● REQUIRED TASK
Only the number is wanted: tally the lines below that contain the word "name".

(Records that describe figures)
>>>

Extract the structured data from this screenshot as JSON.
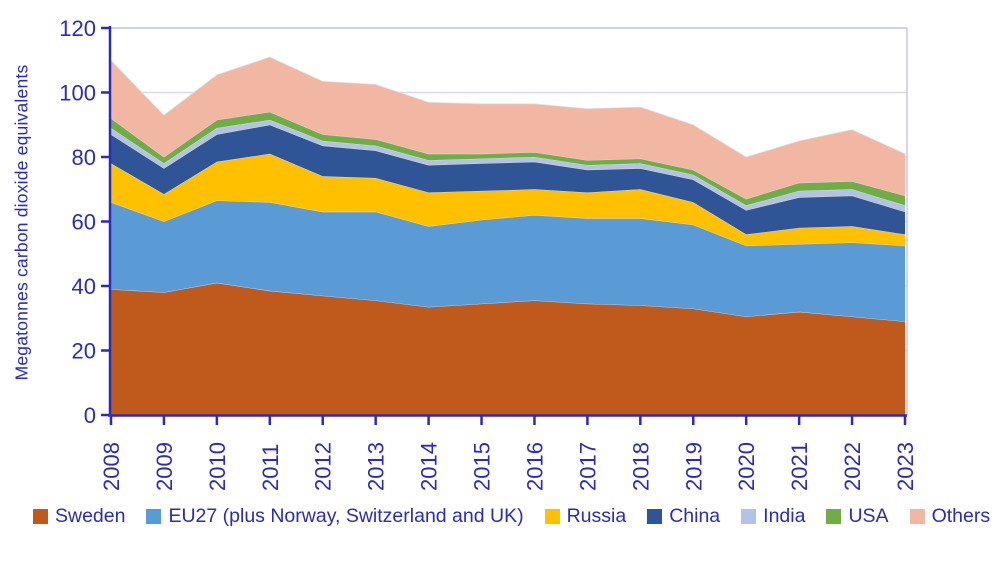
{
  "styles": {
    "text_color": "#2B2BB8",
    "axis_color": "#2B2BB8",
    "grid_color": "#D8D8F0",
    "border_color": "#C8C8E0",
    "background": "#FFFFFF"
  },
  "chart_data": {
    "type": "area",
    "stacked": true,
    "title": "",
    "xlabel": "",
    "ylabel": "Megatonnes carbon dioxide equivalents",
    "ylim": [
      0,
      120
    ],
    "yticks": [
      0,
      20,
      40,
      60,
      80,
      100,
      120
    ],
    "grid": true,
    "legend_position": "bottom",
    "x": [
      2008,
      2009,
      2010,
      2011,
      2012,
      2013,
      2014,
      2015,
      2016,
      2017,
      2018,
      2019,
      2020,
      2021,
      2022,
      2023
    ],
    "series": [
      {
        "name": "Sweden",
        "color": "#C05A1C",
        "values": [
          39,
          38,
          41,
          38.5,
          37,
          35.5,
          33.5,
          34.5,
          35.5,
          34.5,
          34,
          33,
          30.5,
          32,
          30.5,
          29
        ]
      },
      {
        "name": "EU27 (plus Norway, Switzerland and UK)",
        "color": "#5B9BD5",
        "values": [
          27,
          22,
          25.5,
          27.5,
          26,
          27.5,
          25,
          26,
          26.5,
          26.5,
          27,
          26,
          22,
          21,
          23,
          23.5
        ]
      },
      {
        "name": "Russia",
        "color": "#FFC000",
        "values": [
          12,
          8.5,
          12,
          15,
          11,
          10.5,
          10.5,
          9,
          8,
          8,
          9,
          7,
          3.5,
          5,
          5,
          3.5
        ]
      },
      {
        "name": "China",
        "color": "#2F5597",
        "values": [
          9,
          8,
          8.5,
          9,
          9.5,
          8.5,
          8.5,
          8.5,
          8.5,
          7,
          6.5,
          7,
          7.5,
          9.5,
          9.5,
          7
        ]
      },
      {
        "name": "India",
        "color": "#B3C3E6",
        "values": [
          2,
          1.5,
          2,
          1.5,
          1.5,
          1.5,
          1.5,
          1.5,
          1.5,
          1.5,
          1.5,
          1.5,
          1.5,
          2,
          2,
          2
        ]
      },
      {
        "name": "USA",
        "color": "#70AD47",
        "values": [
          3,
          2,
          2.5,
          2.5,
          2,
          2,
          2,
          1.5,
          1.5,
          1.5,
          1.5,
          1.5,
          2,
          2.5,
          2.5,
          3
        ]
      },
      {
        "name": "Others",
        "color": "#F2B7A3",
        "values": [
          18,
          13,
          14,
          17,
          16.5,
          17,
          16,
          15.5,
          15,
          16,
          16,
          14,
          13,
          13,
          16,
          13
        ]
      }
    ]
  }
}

<<<
>>>

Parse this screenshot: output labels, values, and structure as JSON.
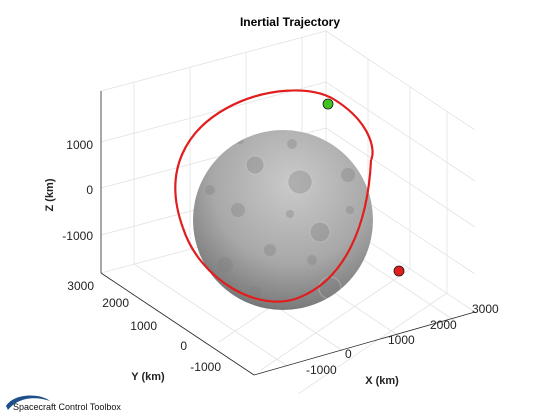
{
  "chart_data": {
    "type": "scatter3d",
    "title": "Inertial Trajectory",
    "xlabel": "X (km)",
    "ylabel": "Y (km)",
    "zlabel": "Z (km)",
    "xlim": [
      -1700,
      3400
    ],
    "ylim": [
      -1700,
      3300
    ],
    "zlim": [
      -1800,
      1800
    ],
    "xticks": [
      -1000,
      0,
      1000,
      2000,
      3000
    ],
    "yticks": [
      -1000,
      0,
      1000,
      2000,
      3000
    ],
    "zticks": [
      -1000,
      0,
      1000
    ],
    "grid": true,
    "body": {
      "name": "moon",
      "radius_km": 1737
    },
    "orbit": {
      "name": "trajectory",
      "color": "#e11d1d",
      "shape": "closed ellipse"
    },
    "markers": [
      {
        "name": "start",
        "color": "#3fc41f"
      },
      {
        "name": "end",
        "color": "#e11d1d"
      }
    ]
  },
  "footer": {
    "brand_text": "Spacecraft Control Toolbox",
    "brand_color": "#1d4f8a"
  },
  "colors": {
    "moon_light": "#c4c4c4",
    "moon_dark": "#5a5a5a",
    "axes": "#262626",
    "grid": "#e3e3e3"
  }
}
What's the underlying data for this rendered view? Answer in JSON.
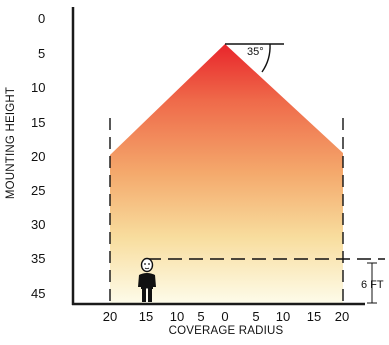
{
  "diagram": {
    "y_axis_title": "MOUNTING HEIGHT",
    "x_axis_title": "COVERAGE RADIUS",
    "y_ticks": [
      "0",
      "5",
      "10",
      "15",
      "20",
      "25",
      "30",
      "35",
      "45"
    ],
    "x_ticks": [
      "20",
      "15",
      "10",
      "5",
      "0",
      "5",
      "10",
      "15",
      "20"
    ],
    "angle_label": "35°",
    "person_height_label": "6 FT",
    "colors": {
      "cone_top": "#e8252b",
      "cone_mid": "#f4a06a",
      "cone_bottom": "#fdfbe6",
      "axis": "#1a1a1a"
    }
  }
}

<<<

● FINAL RESULT
11